══ INPUT MATERIAL ══

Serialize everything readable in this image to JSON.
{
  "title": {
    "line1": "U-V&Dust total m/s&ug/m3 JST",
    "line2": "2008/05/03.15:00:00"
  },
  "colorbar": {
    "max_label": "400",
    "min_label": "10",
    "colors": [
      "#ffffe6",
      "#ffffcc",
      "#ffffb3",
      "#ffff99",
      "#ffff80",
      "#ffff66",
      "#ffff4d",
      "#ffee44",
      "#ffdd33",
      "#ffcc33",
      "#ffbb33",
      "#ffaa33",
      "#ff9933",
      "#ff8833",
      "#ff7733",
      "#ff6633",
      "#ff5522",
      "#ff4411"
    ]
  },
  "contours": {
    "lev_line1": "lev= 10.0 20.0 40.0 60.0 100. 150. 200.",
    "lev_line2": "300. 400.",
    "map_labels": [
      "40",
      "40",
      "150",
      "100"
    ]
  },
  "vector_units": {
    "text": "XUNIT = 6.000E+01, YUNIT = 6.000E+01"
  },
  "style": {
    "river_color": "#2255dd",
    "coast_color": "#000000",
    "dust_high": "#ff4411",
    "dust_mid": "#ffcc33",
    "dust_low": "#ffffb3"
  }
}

═══

_EXERCISE AIM:_ Would you copy out each line exactly as written?

_RESPONSE BELOW:_
Serialize everything readable in this image to JSON.
{
  "title": {
    "line1": "U-V&Dust total m/s&ug/m3 JST",
    "line2": "2008/05/03.15:00:00"
  },
  "colorbar": {
    "max_label": "400",
    "min_label": "10",
    "colors": [
      "#ffffe6",
      "#ffffcc",
      "#ffffb3",
      "#ffff99",
      "#ffff80",
      "#ffff66",
      "#ffff4d",
      "#ffee44",
      "#ffdd33",
      "#ffcc33",
      "#ffbb33",
      "#ffaa33",
      "#ff9933",
      "#ff8833",
      "#ff7733",
      "#ff6633",
      "#ff5522",
      "#ff4411"
    ]
  },
  "contours": {
    "lev_line1": "lev= 10.0 20.0 40.0 60.0 100. 150. 200.",
    "lev_line2": "300. 400.",
    "map_labels": [
      "40",
      "40",
      "150",
      "100"
    ]
  },
  "vector_units": {
    "text": "XUNIT = 6.000E+01, YUNIT = 6.000E+01"
  },
  "style": {
    "river_color": "#2255dd",
    "coast_color": "#000000",
    "dust_high": "#ff4411",
    "dust_mid": "#ffcc33",
    "dust_low": "#ffffb3"
  }
}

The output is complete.